------ Data rows

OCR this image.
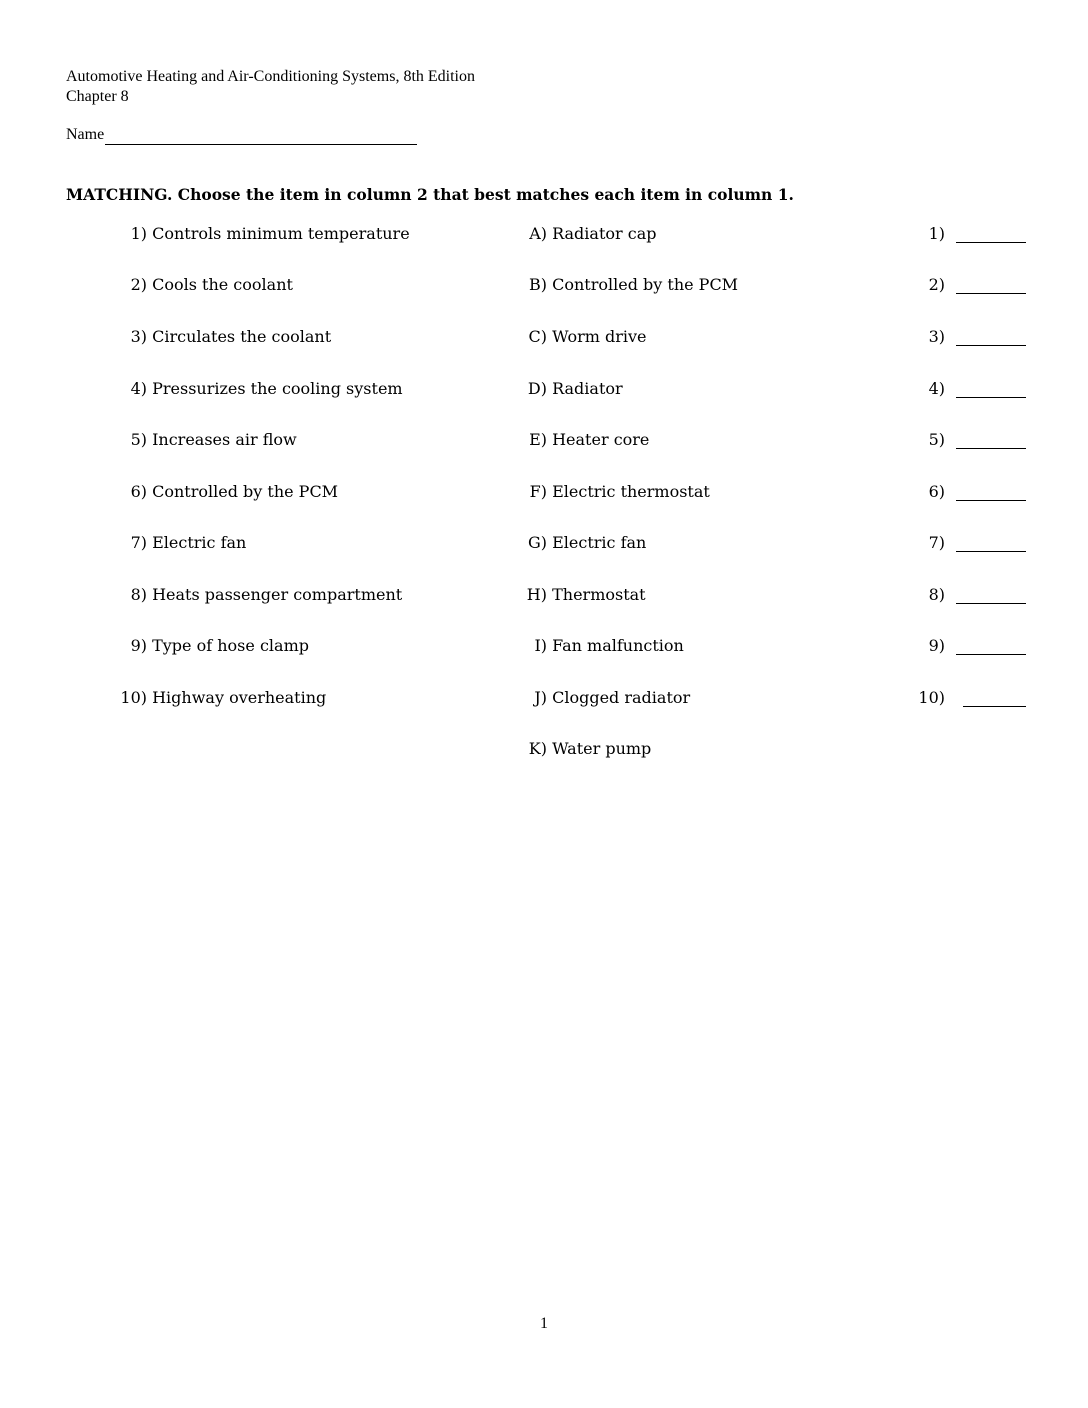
Automotive Heating and Air-Conditioning Systems, 8th Edition
Chapter 8
Name
MATCHING. Choose the item in column 2 that best matches each item in column 1.
1) Controls minimum temperature	A) Radiator cap	1)
2) Cools the coolant	B) Controlled by the PCM	2)
3) Circulates the coolant	C) Worm drive	3)
4) Pressurizes the cooling system	D) Radiator	4)
5) Increases air flow	E) Heater core	5)
6) Controlled by the PCM	F) Electric thermostat	6)
7) Electric fan	G) Electric fan	7)
8) Heats passenger compartment	H) Thermostat	8)
9) Type of hose clamp	I) Fan malfunction	9)
10) Highway overheating	J) Clogged radiator	10)
K) Water pump
1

------------

Goal:
Go through the listing above and quote it exactly, apart from its images.

Response:
OCR this image.
Automotive Heating and Air-Conditioning Systems, 8th Edition
Chapter 8
Name
MATCHING. Choose the item in column 2 that best matches each item in column 1.
1) Controls minimum temperature	A) Radiator cap	1)
2) Cools the coolant	B) Controlled by the PCM	2)
3) Circulates the coolant	C) Worm drive	3)
4) Pressurizes the cooling system	D) Radiator	4)
5) Increases air flow	E) Heater core	5)
6) Controlled by the PCM	F) Electric thermostat	6)
7) Electric fan	G) Electric fan	7)
8) Heats passenger compartment	H) Thermostat	8)
9) Type of hose clamp	I) Fan malfunction	9)
10) Highway overheating	J) Clogged radiator	10)
K) Water pump
1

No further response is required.